— Start of Text block —

Thanks KingCrimson. As mentioned previously, I can and do enjoy some pedalling exercise, but I'm not big on killing myself on long steep inclines (especially with 110 + lbs of trailer and kids) or contorting my legs on this "experimental kids bike".

I'll keep my eye open for half-decent used DH bikes within my price range; say $600 max. I don't expect more than the 1.7 HP I already have, probably a bit less for the motor I will get for 26" wheel. And I rarely use the full power; mostly on hills.

Comfort I could use. I presume DH bikes have relatively soft suspensions with long travel to give this comfort level.


----------



## perttime (Aug 26, 2005)

mikereidis said:


> Comfort I could use. I presume DH bikes have relatively soft suspensions with long travel to give this comfort level.


Yes.
In most cases the space within the frame is full of rear shock and levers for the rear suspension, so there would not be a lot of space for batteries there.... How much space do you need? Lead batteries, LiPo, or something in between?

DH bikes are usually pretty expensive.


----------



## Roswell52 (Mar 25, 2008)

Gotta agree with the previous posters mikereidis, you need to quit whining about your _old bones_, get off your rear, and start pedaling. This is MTBR, not an old folks forum.

Perhaps you should save yourself (and us) a lot of time and just consider one of these:









or maybe this:


----------



## moouers (Jul 15, 2008)

I don't see why so many people are giving Mike crap for his hobby. It should not matter to anyone else what he does with his time/money/bike. He enjoys fitting a motor to his bike and sure seems responsible enough to not go on trails where motors are prohibited - so more power to him!

— End of Text block —
— Start of Task inputs —

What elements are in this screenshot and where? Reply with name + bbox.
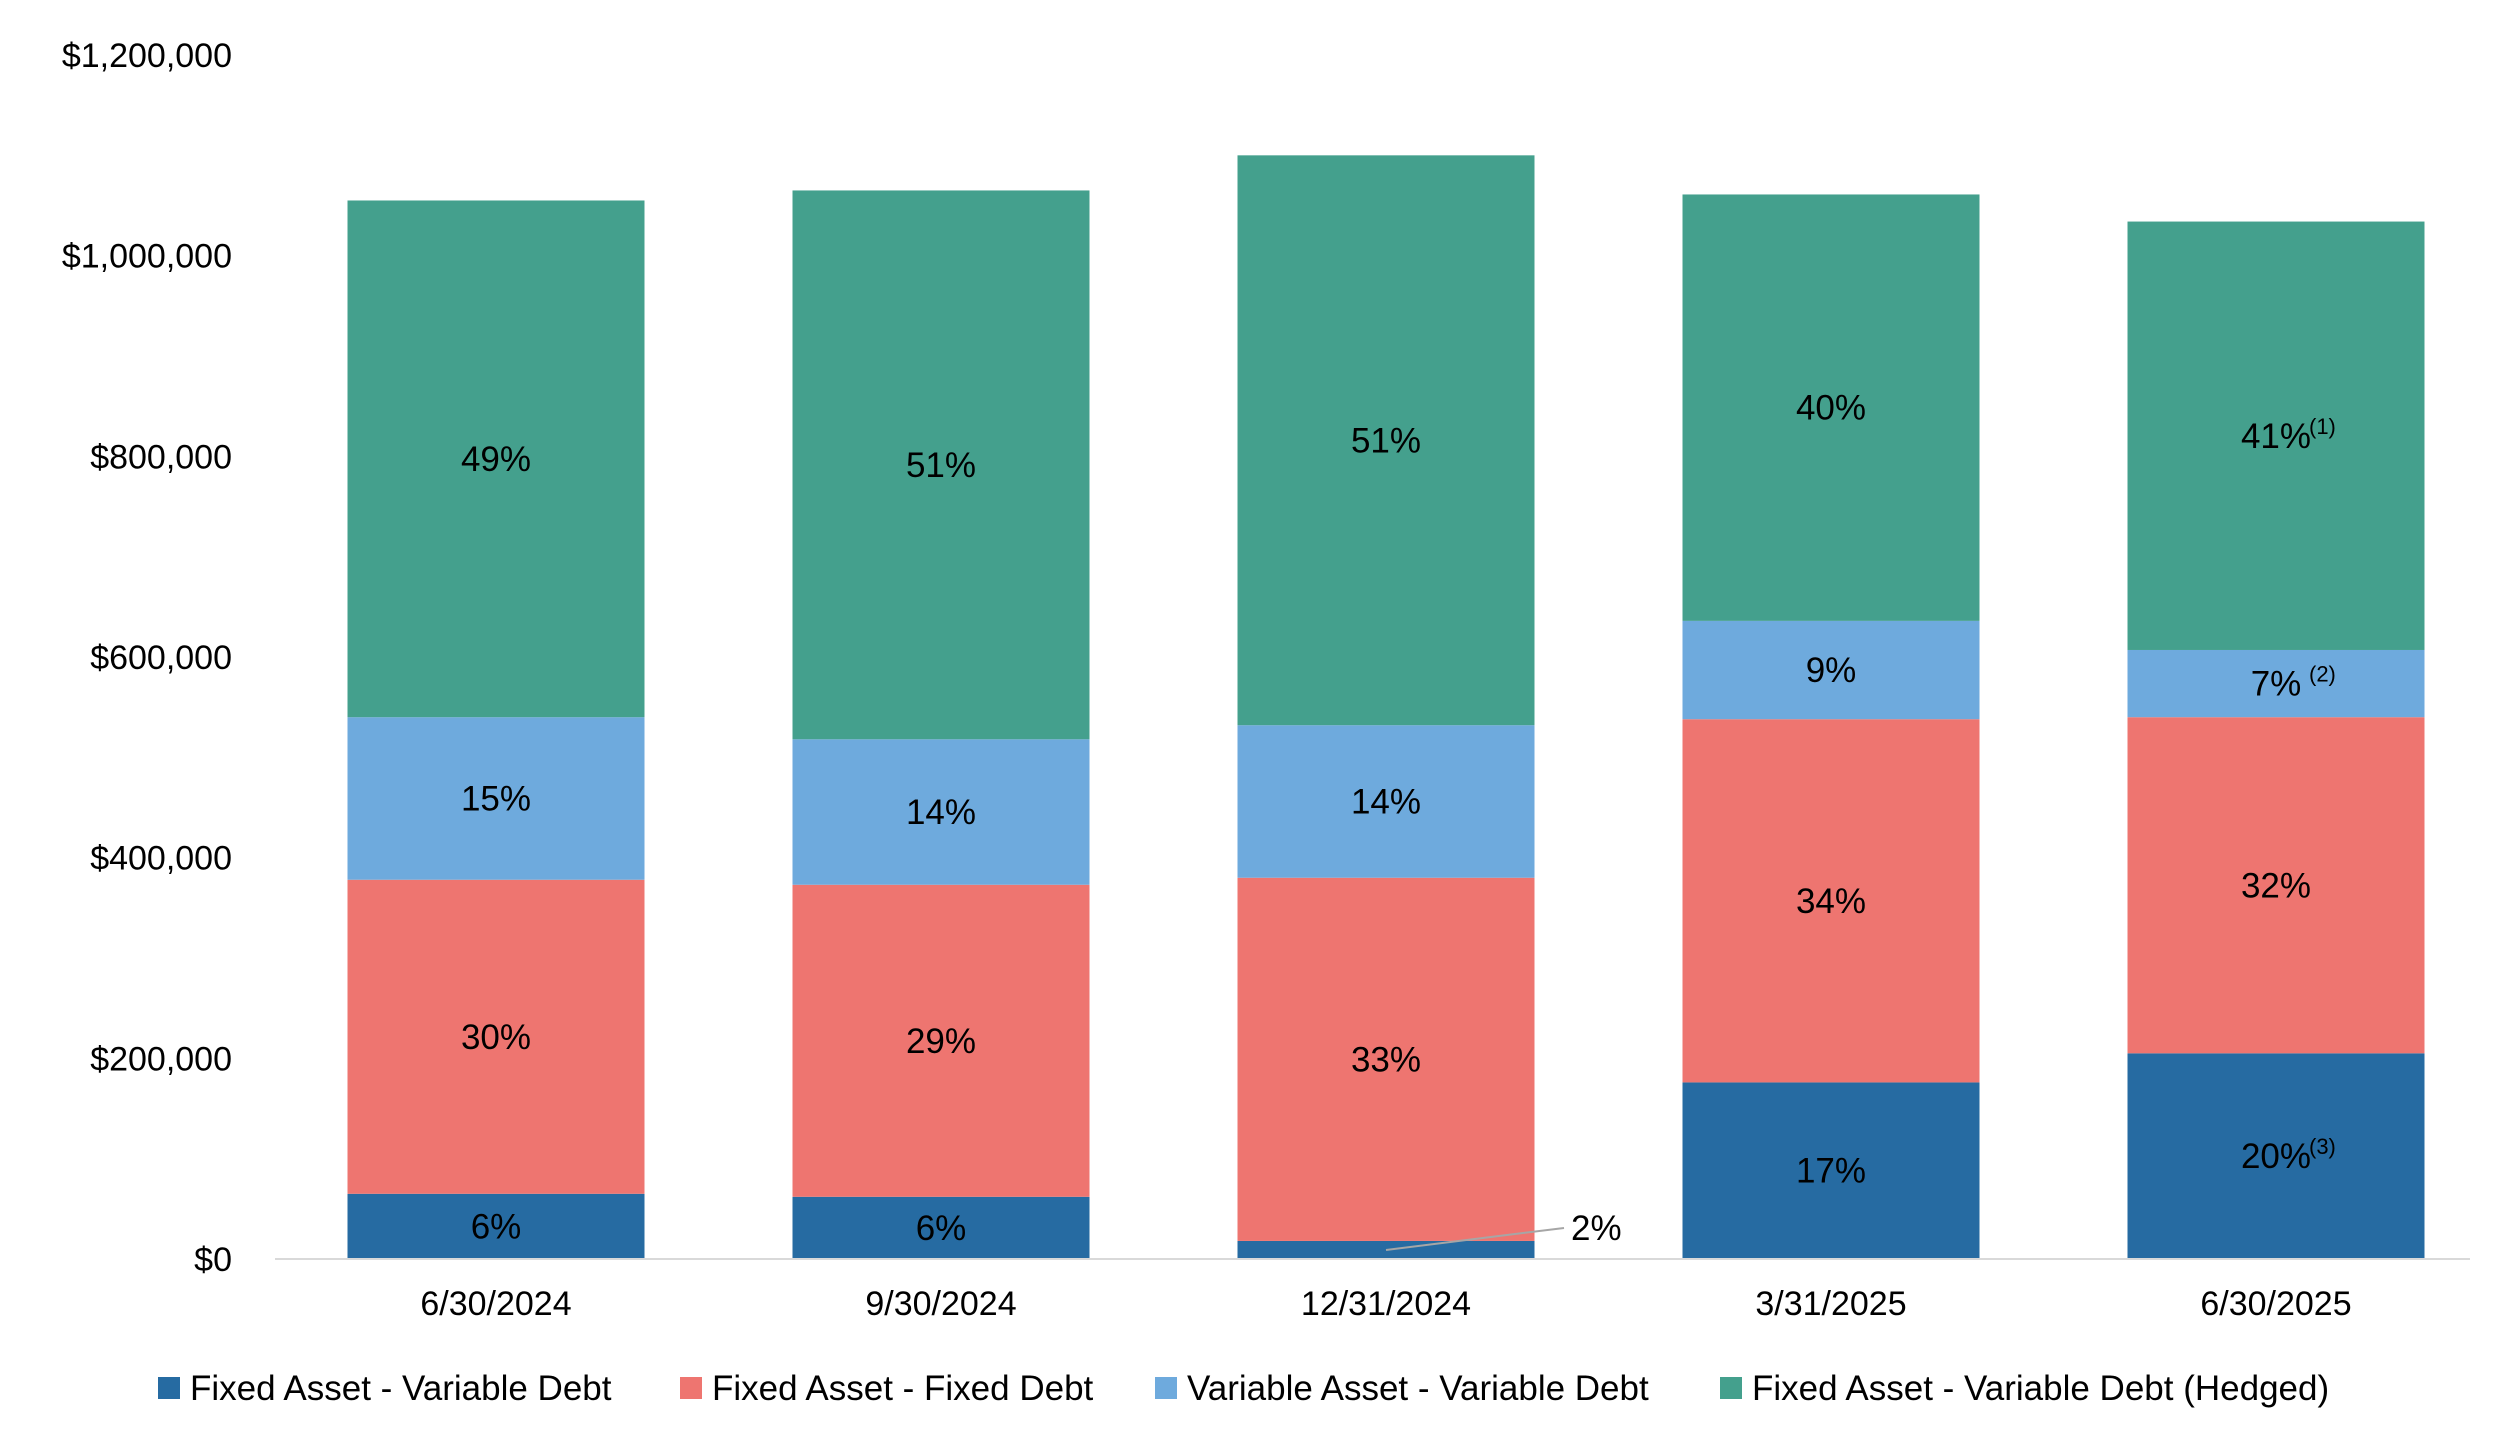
bar-segment [347, 200, 645, 718]
legend: Fixed Asset - Variable Debt Fixed Asset -… [158, 1369, 2329, 1408]
x-tick-label: 9/30/2024 [865, 1285, 1016, 1323]
data-label: 33% [1351, 1040, 1421, 1079]
y-axis: $0 $200,000 $400,000 $600,000 $800,000 $1,000… [62, 37, 232, 1279]
bar-segment [792, 739, 1090, 885]
bar-segment [1682, 719, 1980, 1083]
bar-segment [792, 1196, 1090, 1259]
data-label: 2% [1571, 1209, 1622, 1248]
bars [347, 155, 2425, 1259]
data-label: 49% [461, 440, 531, 479]
data-label: 20% [2241, 1137, 2311, 1176]
bar-segment [2127, 717, 2425, 1054]
data-label: 6% [916, 1209, 967, 1248]
legend-entry: Fixed Asset - Variable Debt (Hedged) [1752, 1369, 2329, 1408]
legend-entry: Fixed Asset - Fixed Debt [712, 1369, 1094, 1408]
x-tick-label: 6/30/2024 [420, 1285, 571, 1323]
data-label: 32% [2241, 866, 2311, 905]
callout-leader-line [1385, 1226, 1565, 1251]
footnote-marker: (3) [2309, 1134, 2336, 1159]
legend-entry: Variable Asset - Variable Debt [1187, 1369, 1649, 1408]
data-label: 34% [1796, 882, 1866, 921]
bar-segment [1682, 194, 1980, 621]
bar-segment [792, 884, 1090, 1197]
x-tick-label: 12/31/2024 [1301, 1285, 1471, 1323]
bar-segment [1682, 1082, 1980, 1259]
bar-segment [1237, 725, 1535, 878]
x-tick-label: 6/30/2025 [2200, 1285, 2351, 1323]
bar-segment [2127, 221, 2425, 650]
footnote-marker: (1) [2309, 414, 2336, 439]
y-tick-label: $1,200,000 [62, 37, 232, 75]
bar-segment [2127, 1053, 2425, 1259]
footnote-marker: (2) [2309, 662, 2336, 687]
legend-swatch [1720, 1377, 1742, 1399]
y-tick-label: $600,000 [90, 639, 232, 677]
bar-segment [1237, 877, 1535, 1241]
y-tick-label: $400,000 [90, 840, 232, 878]
y-tick-label: $1,000,000 [62, 238, 232, 276]
x-axis: 6/30/2024 9/30/2024 12/31/2024 3/31/2025 6/3… [420, 1285, 2351, 1323]
data-label: 7% [2251, 665, 2302, 704]
bar-segment [347, 1193, 645, 1259]
legend-swatch [158, 1377, 180, 1399]
bar-segment [347, 717, 645, 880]
data-label: 40% [1796, 389, 1866, 428]
legend-swatch [680, 1377, 702, 1399]
legend-swatch [1155, 1377, 1177, 1399]
data-label: 9% [1806, 651, 1857, 690]
data-label: 29% [906, 1022, 976, 1061]
data-label: 15% [461, 779, 531, 818]
data-label: 14% [906, 793, 976, 832]
y-tick-label: $800,000 [90, 438, 232, 476]
data-label: 51% [1351, 421, 1421, 460]
y-tick-label: $200,000 [90, 1040, 232, 1078]
data-label: 30% [461, 1018, 531, 1057]
data-label: 14% [1351, 782, 1421, 821]
data-label: 51% [906, 446, 976, 485]
x-tick-label: 3/31/2025 [1755, 1285, 1906, 1323]
bar-segment [1237, 155, 1535, 726]
data-label: 6% [471, 1207, 522, 1246]
bar-segment [347, 879, 645, 1194]
y-tick-label: $0 [194, 1241, 232, 1279]
data-label: 17% [1796, 1152, 1866, 1191]
bar-segment [2127, 649, 2425, 718]
bar-segment [792, 190, 1090, 740]
bar-segment [1682, 620, 1980, 720]
legend-entry: Fixed Asset - Variable Debt [190, 1369, 612, 1408]
data-labels: 6% 30% 15% 49% 6% 29% 14% 51% 2% 33% 14% 51% 17% 34% 9… [461, 389, 2336, 1251]
data-label: 41% [2241, 417, 2311, 456]
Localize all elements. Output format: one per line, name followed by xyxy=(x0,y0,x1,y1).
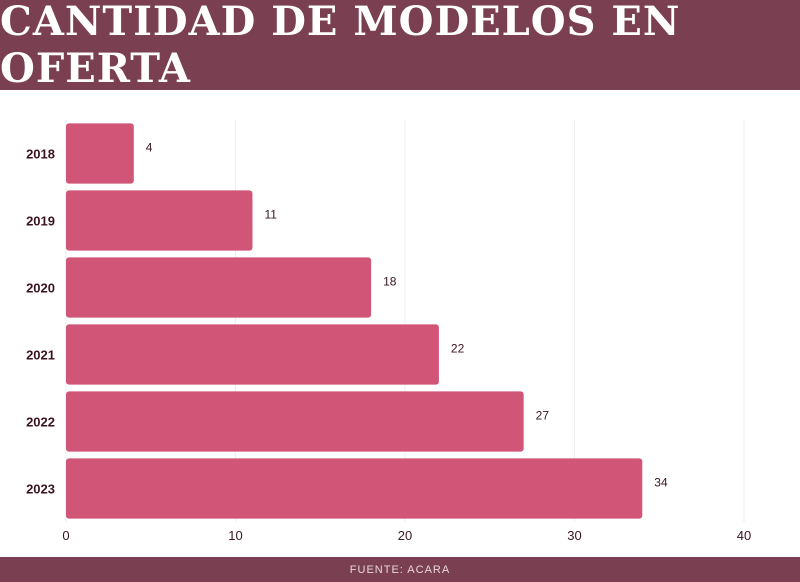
bar-2019 xyxy=(66,190,253,251)
category-label: 2020 xyxy=(26,281,55,296)
bar-2018 xyxy=(66,123,134,184)
category-label: 2022 xyxy=(26,415,55,430)
x-tick-label: 40 xyxy=(737,528,751,543)
bar-2021 xyxy=(66,324,439,385)
value-label: 11 xyxy=(264,208,277,222)
x-tick-label: 20 xyxy=(398,528,412,543)
page-title: CANTIDAD DE MODELOS EN OFERTA xyxy=(0,0,681,92)
value-label: 22 xyxy=(451,342,465,356)
value-label: 4 xyxy=(146,141,153,155)
bars xyxy=(66,123,643,519)
bar-2022 xyxy=(66,391,524,452)
x-tick-label: 10 xyxy=(228,528,242,543)
value-label: 27 xyxy=(536,409,550,423)
x-tick-label: 30 xyxy=(567,528,581,543)
category-label: 2018 xyxy=(26,147,55,162)
value-labels: 4 11 18 22 27 34 xyxy=(146,141,668,490)
category-label: 2019 xyxy=(26,214,55,229)
bar-2020 xyxy=(66,257,372,318)
bar-2023 xyxy=(66,458,643,519)
category-labels: 2018 2019 2020 2021 2022 2023 xyxy=(26,147,55,497)
category-label: 2023 xyxy=(26,482,55,497)
source-text: FUENTE: ACARA xyxy=(349,563,451,576)
value-label: 34 xyxy=(654,476,668,490)
header-banner: CANTIDAD DE MODELOS EN OFERTA xyxy=(0,0,800,92)
x-axis-ticks: 0 10 20 30 40 xyxy=(62,528,751,543)
x-tick-label: 0 xyxy=(62,528,69,543)
bar-chart: 2018 2019 2020 2021 2022 2023 4 11 18 22 27 34 0 10… xyxy=(26,120,751,543)
category-label: 2021 xyxy=(26,348,55,363)
grid-lines xyxy=(65,120,745,522)
value-label: 18 xyxy=(383,275,397,289)
source-footer: FUENTE: ACARA xyxy=(0,557,800,582)
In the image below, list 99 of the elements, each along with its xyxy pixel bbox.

— End of Task inputs —

- _Objectives_
1 - In the bike forum thread, what is the highest price the poster would pay for a used DH bike?
2 - From the records, return everything from the line containing "bar-2019 xyxy=(66,190,253,251)" down to the line containing "value-label: 4 xyxy=(146,141,153,155)", both included, reproduced character for character.

- _Final answers_
1 - $600

2 -
bar-2019 xyxy=(66,190,253,251)
category-label: 2020 xyxy=(26,281,55,296)
bar-2018 xyxy=(66,123,134,184)
category-label: 2022 xyxy=(26,415,55,430)
x-tick-label: 40 xyxy=(737,528,751,543)
bar-2021 xyxy=(66,324,439,385)
value-label: 11 xyxy=(264,208,277,222)
x-tick-label: 20 xyxy=(398,528,412,543)
page-title: CANTIDAD DE MODELOS EN OFERTA xyxy=(0,0,681,92)
value-label: 22 xyxy=(451,342,465,356)
value-label: 4 xyxy=(146,141,153,155)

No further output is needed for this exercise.